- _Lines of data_
START

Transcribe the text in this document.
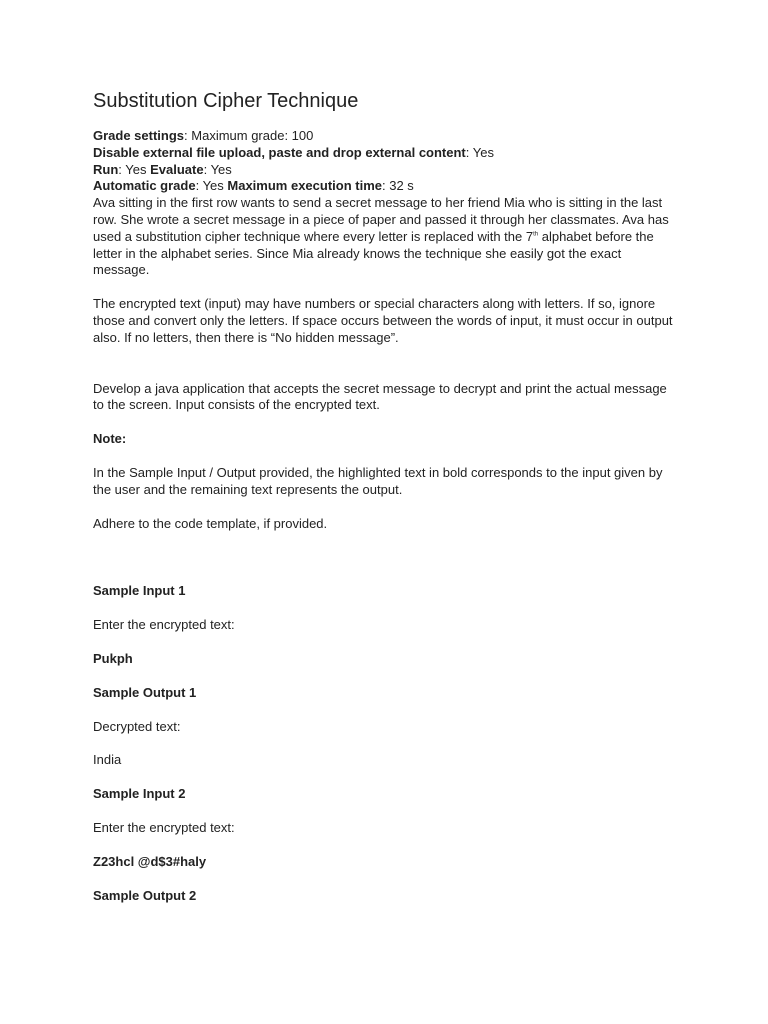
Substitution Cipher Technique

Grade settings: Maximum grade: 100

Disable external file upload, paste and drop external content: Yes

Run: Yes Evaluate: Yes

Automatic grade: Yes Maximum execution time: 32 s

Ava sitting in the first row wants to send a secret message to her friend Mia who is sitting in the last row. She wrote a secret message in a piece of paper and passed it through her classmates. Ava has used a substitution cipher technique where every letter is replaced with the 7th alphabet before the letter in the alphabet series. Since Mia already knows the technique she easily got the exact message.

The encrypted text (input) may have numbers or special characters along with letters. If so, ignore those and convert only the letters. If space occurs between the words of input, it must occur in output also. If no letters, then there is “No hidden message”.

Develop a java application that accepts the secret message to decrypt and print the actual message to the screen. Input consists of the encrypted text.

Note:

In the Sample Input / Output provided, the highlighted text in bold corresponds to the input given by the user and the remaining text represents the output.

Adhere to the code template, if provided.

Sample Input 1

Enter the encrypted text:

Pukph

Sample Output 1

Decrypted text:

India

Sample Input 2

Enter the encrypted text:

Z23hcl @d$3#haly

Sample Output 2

END

- _PROBLEM TO SOLVE_
Write out every record above exactly as it stands, but leave out the pictures.

- _CORRECT ANSWER_
Transcribe the text in this document.
Substitution Cipher Technique

Grade settings: Maximum grade: 100

Disable external file upload, paste and drop external content: Yes

Run: Yes Evaluate: Yes

Automatic grade: Yes Maximum execution time: 32 s

Ava sitting in the first row wants to send a secret message to her friend Mia who is sitting in the last row. She wrote a secret message in a piece of paper and passed it through her classmates. Ava has used a substitution cipher technique where every letter is replaced with the 7th alphabet before the letter in the alphabet series. Since Mia already knows the technique she easily got the exact message.

The encrypted text (input) may have numbers or special characters along with letters. If so, ignore those and convert only the letters. If space occurs between the words of input, it must occur in output also. If no letters, then there is “No hidden message”.

Develop a java application that accepts the secret message to decrypt and print the actual message to the screen. Input consists of the encrypted text.

Note:

In the Sample Input / Output provided, the highlighted text in bold corresponds to the input given by the user and the remaining text represents the output.

Adhere to the code template, if provided.

Sample Input 1

Enter the encrypted text:

Pukph

Sample Output 1

Decrypted text:

India

Sample Input 2

Enter the encrypted text:

Z23hcl @d$3#haly

Sample Output 2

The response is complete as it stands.